### SUPPLIED RECORDS

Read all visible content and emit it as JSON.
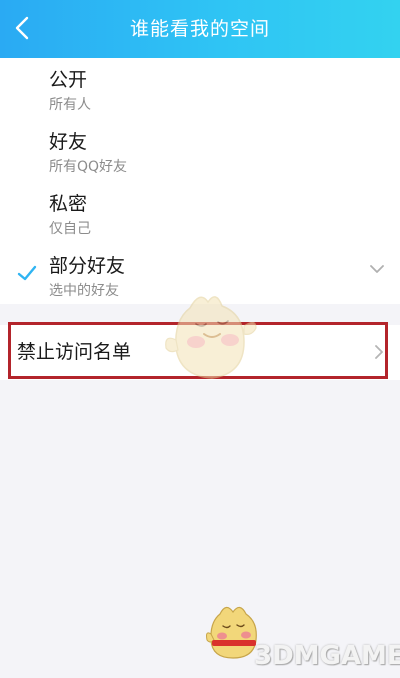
{
  "header": {
    "title": "谁能看我的空间",
    "back_icon": "chevron-left-icon"
  },
  "options": [
    {
      "title": "公开",
      "subtitle": "所有人",
      "selected": false
    },
    {
      "title": "好友",
      "subtitle": "所有QQ好友",
      "selected": false
    },
    {
      "title": "私密",
      "subtitle": "仅自己",
      "selected": false
    },
    {
      "title": "部分好友",
      "subtitle": "选中的好友",
      "selected": true,
      "expand_icon": "chevron-down-icon"
    }
  ],
  "blocklist": {
    "label": "禁止访问名单",
    "chevron_icon": "chevron-right-icon"
  },
  "watermark": {
    "text": "3DMGAME"
  },
  "colors": {
    "header_start": "#2aaaf3",
    "header_end": "#33d2f0",
    "check": "#2fb4f2",
    "highlight": "#b3242b",
    "background": "#f4f4f8"
  }
}
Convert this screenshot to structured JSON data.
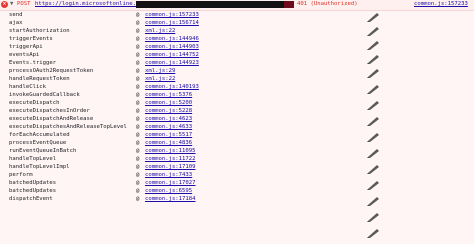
{
  "header": {
    "method": "POST",
    "url": "https://login.microsoftonline.com/",
    "status": "401 (Unauthorized)",
    "source": "common.js:157233",
    "icons": {
      "error": "error-icon",
      "expand": "triangle-down-icon"
    }
  },
  "stack": [
    {
      "fn": "send",
      "src": "common.js:157233"
    },
    {
      "fn": "ajax",
      "src": "common.js:156714"
    },
    {
      "fn": "startAuthorization",
      "src": "xml.js:22"
    },
    {
      "fn": "triggerEvents",
      "src": "common.js:144946"
    },
    {
      "fn": "triggerApi",
      "src": "common.js:144903"
    },
    {
      "fn": "eventsApi",
      "src": "common.js:144752"
    },
    {
      "fn": "Events.trigger",
      "src": "common.js:144923"
    },
    {
      "fn": "processOAuth2RequestToken",
      "src": "xml.js:29"
    },
    {
      "fn": "handleRequestToken",
      "src": "xml.js:22"
    },
    {
      "fn": "handleClick",
      "src": "common.js:140193"
    },
    {
      "fn": "invokeGuardedCallback",
      "src": "common.js:5376"
    },
    {
      "fn": "executeDispatch",
      "src": "common.js:5200"
    },
    {
      "fn": "executeDispatchesInOrder",
      "src": "common.js:5228"
    },
    {
      "fn": "executeDispatchAndRelease",
      "src": "common.js:4623"
    },
    {
      "fn": "executeDispatchesAndReleaseTopLevel",
      "src": "common.js:4633"
    },
    {
      "fn": "forEachAccumulated",
      "src": "common.js:5517"
    },
    {
      "fn": "processEventQueue",
      "src": "common.js:4836"
    },
    {
      "fn": "runEventQueueInBatch",
      "src": "common.js:11095"
    },
    {
      "fn": "handleTopLevel",
      "src": "common.js:11722"
    },
    {
      "fn": "handleTopLevelImpl",
      "src": "common.js:17109"
    },
    {
      "fn": "perform",
      "src": "common.js:7433"
    },
    {
      "fn": "batchedUpdates",
      "src": "common.js:17027"
    },
    {
      "fn": "batchedUpdates",
      "src": "common.js:6595"
    },
    {
      "fn": "dispatchEvent",
      "src": "common.js:17184"
    }
  ],
  "at_symbol": "@",
  "annotation_icon": "pen-icon",
  "colors": {
    "link": "#1a0dab",
    "error": "#d93025",
    "background": "#fff5f5"
  }
}
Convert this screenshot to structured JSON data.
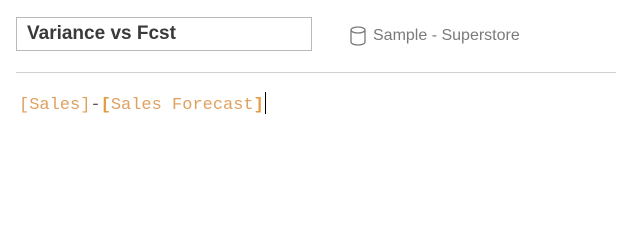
{
  "calc": {
    "name": "Variance vs Fcst",
    "datasource_icon": "database-icon",
    "datasource_label": "Sample - Superstore",
    "formula": {
      "token1": "[Sales]",
      "operator": "-",
      "token2_open": "[",
      "token2_text": "Sales Forecast",
      "token2_close": "]"
    }
  },
  "colors": {
    "field": "#e0a060",
    "field_highlight": "#e49a3e",
    "operator": "#555555",
    "muted_text": "#7a7a7a"
  }
}
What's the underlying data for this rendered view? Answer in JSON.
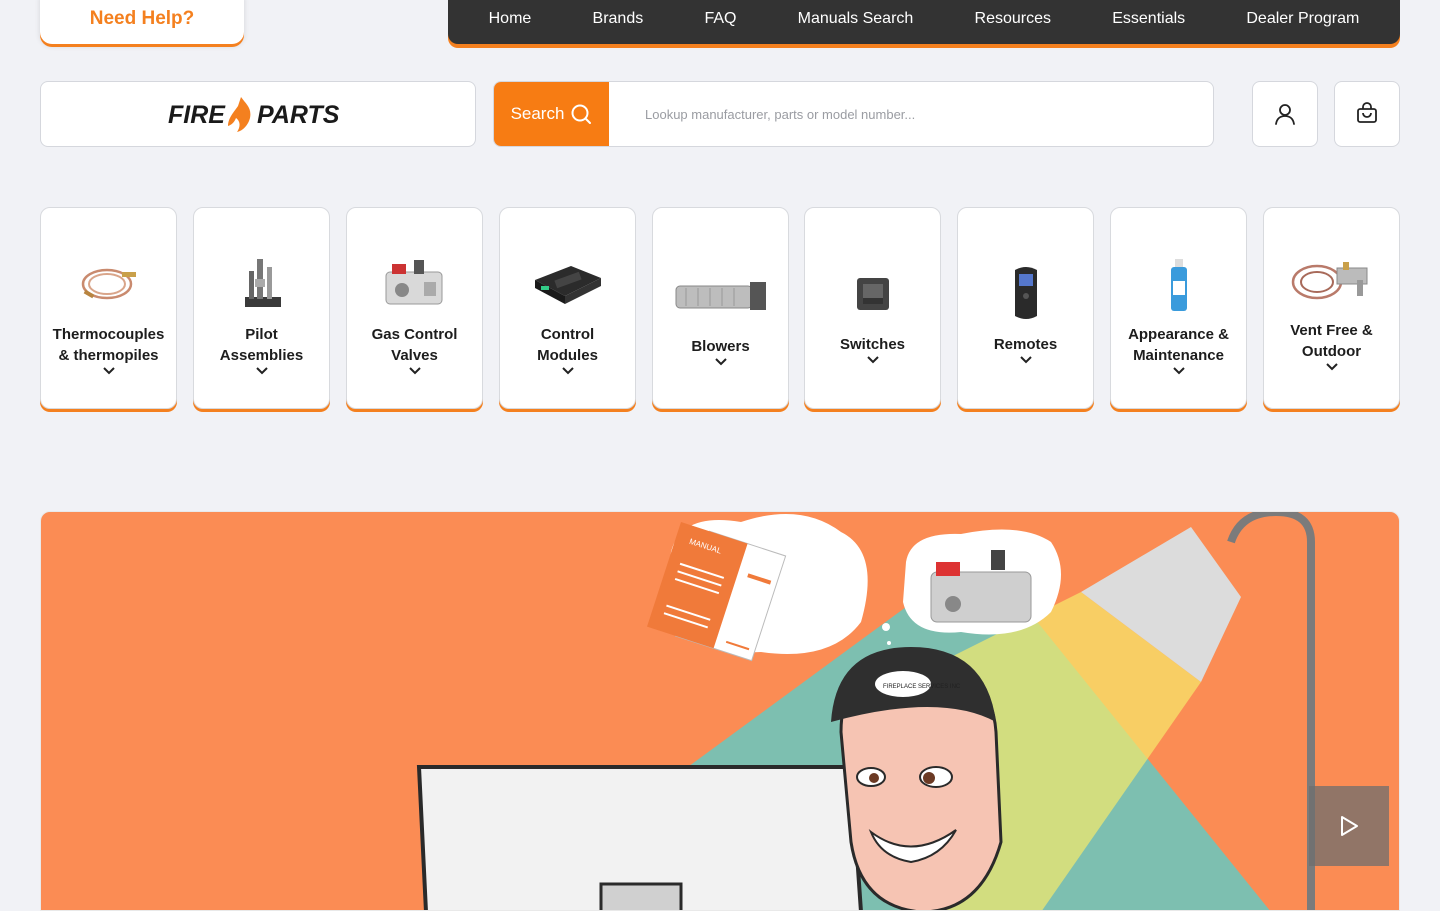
{
  "help": {
    "label": "Need Help?"
  },
  "nav": {
    "items": [
      "Home",
      "Brands",
      "FAQ",
      "Manuals Search",
      "Resources",
      "Essentials",
      "Dealer Program"
    ]
  },
  "logo": {
    "part1": "FIRE",
    "part2": "PARTS"
  },
  "search": {
    "button_label": "Search",
    "placeholder": "Lookup manufacturer, parts or model number..."
  },
  "categories": [
    {
      "line1": "Thermocouples",
      "line2": "& thermopiles",
      "icon": "thermocouple-icon"
    },
    {
      "line1": "Pilot",
      "line2": "Assemblies",
      "icon": "pilot-assembly-icon"
    },
    {
      "line1": "Gas Control",
      "line2": "Valves",
      "icon": "gas-valve-icon"
    },
    {
      "line1": "Control",
      "line2": "Modules",
      "icon": "control-module-icon"
    },
    {
      "line1": "Blowers",
      "line2": "",
      "icon": "blower-icon"
    },
    {
      "line1": "Switches",
      "line2": "",
      "icon": "switch-icon"
    },
    {
      "line1": "Remotes",
      "line2": "",
      "icon": "remote-icon"
    },
    {
      "line1": "Appearance &",
      "line2": "Maintenance",
      "icon": "spray-bottle-icon"
    },
    {
      "line1": "Vent Free &",
      "line2": "Outdoor",
      "icon": "vent-free-kit-icon"
    }
  ],
  "hero": {
    "manual_text": "MANUAL",
    "cap_text": "FIREPLACE SERVICES INC"
  },
  "colors": {
    "accent": "#f77c13",
    "nav_bg": "#333333",
    "hero_bg": "#fb8c54",
    "page_bg": "#f1f2f6"
  }
}
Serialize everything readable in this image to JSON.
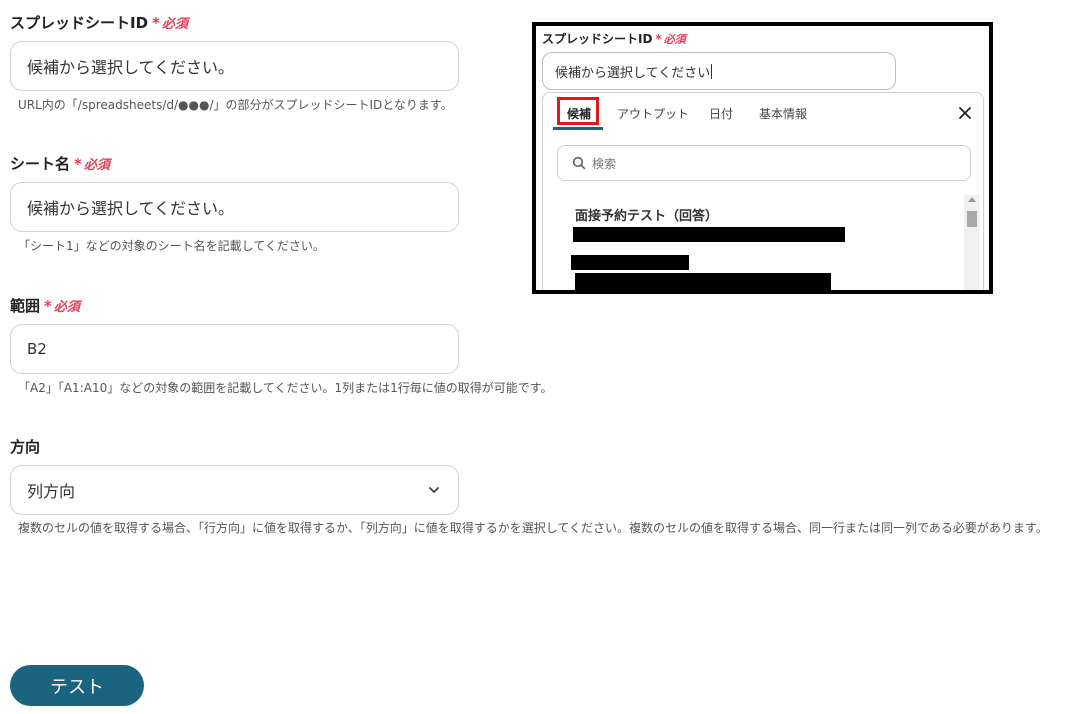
{
  "required": {
    "mark": "*",
    "text": "必須"
  },
  "fields": [
    {
      "label": "スプレッドシートID",
      "required": true,
      "value": "候補から選択してください。",
      "help": "URL内の「/spreadsheets/d/●●●/」の部分がスプレッドシートIDとなります。"
    },
    {
      "label": "シート名",
      "required": true,
      "value": "候補から選択してください。",
      "help": "「シート1」などの対象のシート名を記載してください。"
    },
    {
      "label": "範囲",
      "required": true,
      "value": "B2",
      "help": "「A2」「A1:A10」などの対象の範囲を記載してください。1列または1行毎に値の取得が可能です。"
    },
    {
      "label": "方向",
      "required": false,
      "value": "列方向",
      "help": "複数のセルの値を取得する場合、「行方向」に値を取得するか、「列方向」に値を取得するかを選択してください。複数のセルの値を取得する場合、同一行または同一列である必要があります。"
    }
  ],
  "test_button": "テスト",
  "inset": {
    "label": "スプレッドシートID",
    "input_value": "候補から選択してください",
    "tabs": [
      "候補",
      "アウトプット",
      "日付",
      "基本情報"
    ],
    "search_placeholder": "検索",
    "option_title": "面接予約テスト（回答）"
  },
  "colors": {
    "accent": "#1b6480",
    "required": "#e0405a",
    "highlight": "#e01a1a"
  }
}
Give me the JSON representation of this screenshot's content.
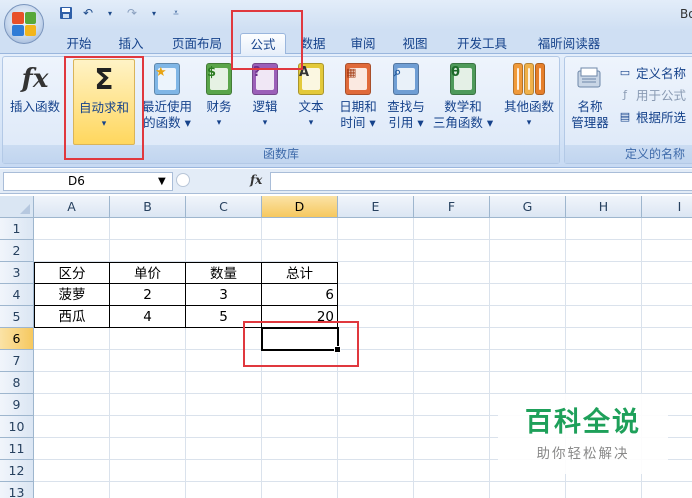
{
  "title_bar": {
    "title": "Bo"
  },
  "tabs": [
    {
      "label": "开始"
    },
    {
      "label": "插入"
    },
    {
      "label": "页面布局"
    },
    {
      "label": "公式",
      "active": true
    },
    {
      "label": "数据"
    },
    {
      "label": "审阅"
    },
    {
      "label": "视图"
    },
    {
      "label": "开发工具"
    },
    {
      "label": "福昕阅读器"
    }
  ],
  "ribbon": {
    "function_library": {
      "group_label": "函数库",
      "buttons": [
        {
          "line1": "插入函数",
          "line2": "",
          "icon": "fx-icon"
        },
        {
          "line1": "自动求和",
          "line2": "▾",
          "icon": "sigma-icon"
        },
        {
          "line1": "最近使用",
          "line2": "的函数 ▾",
          "icon": "star-book-icon"
        },
        {
          "line1": "财务",
          "line2": "▾",
          "icon": "money-book-icon"
        },
        {
          "line1": "逻辑",
          "line2": "▾",
          "icon": "question-book-icon"
        },
        {
          "line1": "文本",
          "line2": "▾",
          "icon": "text-book-icon"
        },
        {
          "line1": "日期和",
          "line2": "时间 ▾",
          "icon": "calendar-book-icon"
        },
        {
          "line1": "查找与",
          "line2": "引用 ▾",
          "icon": "search-book-icon"
        },
        {
          "line1": "数学和",
          "line2": "三角函数 ▾",
          "icon": "theta-book-icon"
        },
        {
          "line1": "其他函数",
          "line2": "▾",
          "icon": "more-books-icon"
        }
      ]
    },
    "defined_names": {
      "group_label": "定义的名称",
      "name_manager": {
        "line1": "名称",
        "line2": "管理器",
        "icon": "name-manager-icon"
      },
      "small_items": [
        {
          "label": "定义名称",
          "icon": "define-name-icon",
          "enabled": true
        },
        {
          "label": "用于公式",
          "icon": "use-in-formula-icon",
          "enabled": false
        },
        {
          "label": "根据所选",
          "icon": "create-from-selection-icon",
          "enabled": true
        }
      ]
    }
  },
  "formula_bar": {
    "name_box": "D6",
    "fx_label": "fx",
    "formula": ""
  },
  "sheet": {
    "columns": [
      "A",
      "B",
      "C",
      "D",
      "E",
      "F",
      "G",
      "H",
      "I"
    ],
    "rows": [
      "1",
      "2",
      "3",
      "4",
      "5",
      "6",
      "7",
      "8",
      "9",
      "10",
      "11",
      "12",
      "13"
    ],
    "selected_cell": "D6",
    "table": {
      "headers": [
        "区分",
        "单价",
        "数量",
        "总计"
      ],
      "rows": [
        [
          "菠萝",
          "2",
          "3",
          "6"
        ],
        [
          "西瓜",
          "4",
          "5",
          "20"
        ]
      ]
    }
  },
  "watermark": {
    "title": "百科全说",
    "subtitle": "助你轻松解决"
  },
  "colors": {
    "highlight_red": "#e0383e",
    "ribbon_blue": "#15428b",
    "watermark_green": "#1ea05a",
    "selected_header": "#f6c85f"
  }
}
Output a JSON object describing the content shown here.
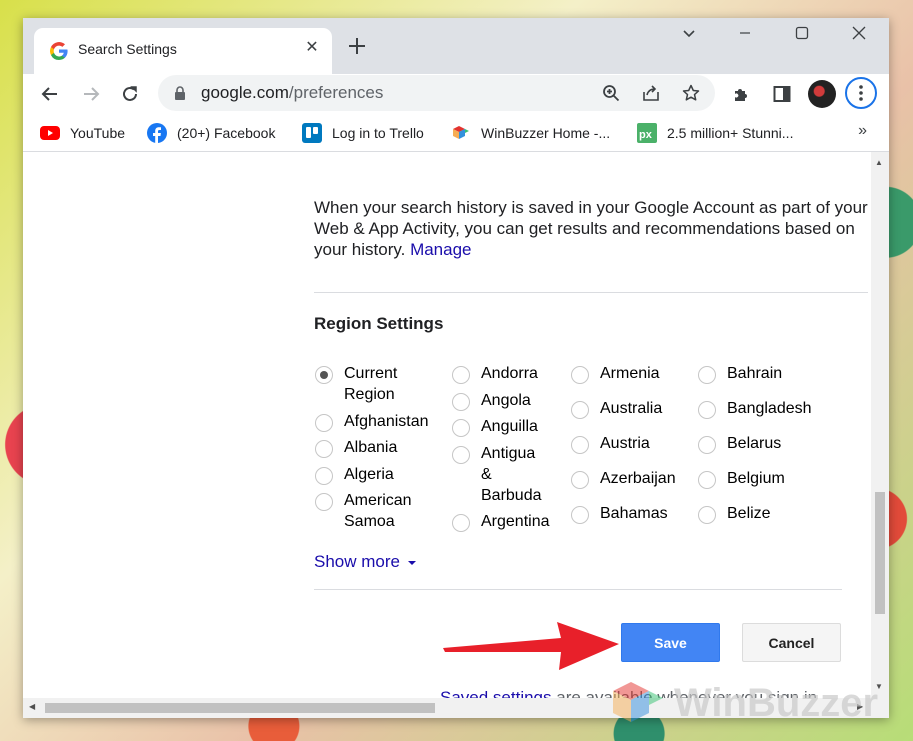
{
  "tab": {
    "title": "Search Settings",
    "close": "✕"
  },
  "window_controls": {
    "dropdown": "⌄",
    "minimize": "—",
    "maximize": "☐",
    "close": "✕"
  },
  "address_bar": {
    "url_host": "google.com",
    "url_path": "/preferences"
  },
  "bookmarks": [
    {
      "label": "YouTube",
      "icon": "youtube-icon"
    },
    {
      "label": "(20+) Facebook",
      "icon": "facebook-icon"
    },
    {
      "label": "Log in to Trello",
      "icon": "trello-icon"
    },
    {
      "label": "WinBuzzer Home -...",
      "icon": "winbuzzer-icon"
    },
    {
      "label": "2.5 million+ Stunni...",
      "icon": "pixabay-icon"
    }
  ],
  "bookmarks_more": "»",
  "history": {
    "text": "When your search history is saved in your Google Account as part of your Web & App Activity, you can get results and recommendations based on your history.",
    "link": "Manage"
  },
  "region": {
    "title": "Region Settings",
    "columns": [
      [
        "Current Region",
        "Afghanistan",
        "Albania",
        "Algeria",
        "American Samoa"
      ],
      [
        "Andorra",
        "Angola",
        "Anguilla",
        "Antigua & Barbuda",
        "Argentina"
      ],
      [
        "Armenia",
        "Australia",
        "Austria",
        "Azerbaijan",
        "Bahamas"
      ],
      [
        "Bahrain",
        "Bangladesh",
        "Belarus",
        "Belgium",
        "Belize"
      ]
    ],
    "selected": "Current Region",
    "show_more": "Show more"
  },
  "buttons": {
    "save": "Save",
    "cancel": "Cancel"
  },
  "saved_note": {
    "link": "Saved settings",
    "rest": " are available whenever you sign in."
  },
  "watermark": "WinBuzzer",
  "colors": {
    "save_button": "#4285f4",
    "link": "#1a0dab",
    "arrow": "#e8202a"
  }
}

### INSTRUCTIONS FOR THE TASK
Which lines hold the word "link"? Copy each of them from the records.

### FINISHED TASK
    "link": "#1a0dab",
    "link": "Manage"
    "link": "Saved settings",
    "link": "#1a0dab",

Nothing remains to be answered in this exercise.